• 抽出テキスト:

□ □ □ □ □ □ □

第57回 小花美穂 『Honey Bitter』 集英社

小花美穂『Honey Bitter』

(C)小花美穂/集英社

 私はどうも、人の内面に対する興味が強いような気がする。その人が何を好きか、どんなことに興味があるのか、といったことを知ると「ほぉ」となぜか感心しつつ、自分でもよくわからない満足感を得てしまう。その人の心の形にふれたような気がするせいかもしれない。
 だが反対に、人の外側の属性、つまり名前や顔、姿形を覚えるのはかな〜〜り苦手な方だ。記憶力に問題があって忘れっぽい、ということもあるが、たぶん人の内側ばかりに気をとられすぎでもあるのだろう。その結果、たとえば初対面の方などに、ものすごくいろんなことを根掘り葉掘り尋ねておきながら、そのあとであっさりと(!!)相手の顔や名前を忘れてしまう……ということがかなりの確率でおこることになるのだ。
なんという失礼な人間なのかと我ながらあきれかえる。同じことを自分がされたら、かなり傷つくと思うし、社会生活を送っていく上では、こういういびつな関心の持ち方は大変、問題があるなぁと感じ、改善したいのだが、なかなか直らない。
 そんなやっかいな癖をもっている私にとって、不思議な親近感を感じさせてくれたのが、本作のヒロイン、音川珠里(シュリ)だ。

 珠里は、他人の心が読めるという特殊能力をもっている。その能力を生かして叔母の調査室(もぐりの探偵事務所)で働きはじめるが、そこで出会った同僚は、かつての恋人で、自分を深く傷つけた男・虹原吏己(りき)だった……。
 調査室に持ち込まれる事件を解決するためにはとてつもなく役に立つ、珠里の人の心を読む能力。だがその力のせいで、親にはうとまれ、知りたくもない人の本音を知って苦しんできた珠里にとっては、けっして嬉しい能力とは言えない。しかし、そんな珠里に一目惚れした大学生・久保陽太が登場し、名前の通り明るく、心を読める自分の存在をあっさり受け入れる邪気のない陽太の優しさに、珠里は徐々に惹かれるようになっていく。

□ □ □ □ □ □ □

• 作業内容:
**A.** 抽出テキストの「小花美穂『Honey Bitter』」から「に惹かれるようになっていく。」までを、すべてそのまま書き写してください。
**B.** 抽出テキストによると、珠里はどんな特殊能力をもっていますか？
このあとのリストは、上の抽出テキストとは関係がありません。

• 提供資料:
□ □ □ □ □ □ □

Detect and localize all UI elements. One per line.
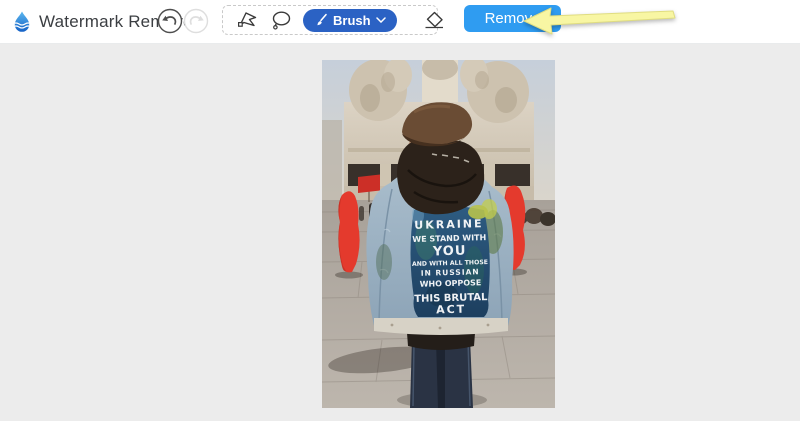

□ □ □ □ □ □ □

• 回答結果:
**A.**
小花美穂『Honey Bitter』

(C)小花美穂/集英社

 私はどうも、人の内面に対する興味が強いような気がする。その人が何を好きか、どんなことに興味があるのか、といったことを知ると「ほぉ」となぜか感心しつつ、自分でもよくわからない満足感を得てしまう。その人の心の形にふれたような気がするせいかもしれない。
 だが反対に、人の外側の属性、つまり名前や顔、姿形を覚えるのはかな〜〜り苦手な方だ。記憶力に問題があって忘れっぽい、ということもあるが、たぶん人の内側ばかりに気をとられすぎでもあるのだろう。その結果、たとえば初対面の方などに、ものすごくいろんなことを根掘り葉掘り尋ねておきながら、そのあとであっさりと(!!)相手の顔や名前を忘れてしまう……ということがかなりの確率でおこることになるのだ。
なんという失礼な人間なのかと我ながらあきれかえる。同じことを自分がされたら、かなり傷つくと思うし、社会生活を送っていく上では、こういういびつな関心の持ち方は大変、問題があるなぁと感じ、改善したいのだが、なかなか直らない。
 そんなやっかいな癖をもっている私にとって、不思議な親近感を感じさせてくれたのが、本作のヒロイン、音川珠里(シュリ)だ。

 珠里は、他人の心が読めるという特殊能力をもっている。その能力を生かして叔母の調査室(もぐりの探偵事務所)で働きはじめるが、そこで出会った同僚は、かつての恋人で、自分を深く傷つけた男・虹原吏己(りき)だった……。
 調査室に持ち込まれる事件を解決するためにはとてつもなく役に立つ、珠里の人の心を読む能力。だがその力のせいで、親にはうとまれ、知りたくもない人の本音を知って苦しんできた珠里にとっては、けっして嬉しい能力とは言えない。しかし、そんな珠里に一目惚れした大学生・久保陽太が登場し、名前の通り明るく、心を読める自分の存在をあっさり受け入れる邪気のない陽太の優しさに、珠里は徐々に惹かれるようになっていく。

**B.** 他人の心が読めるという能力です。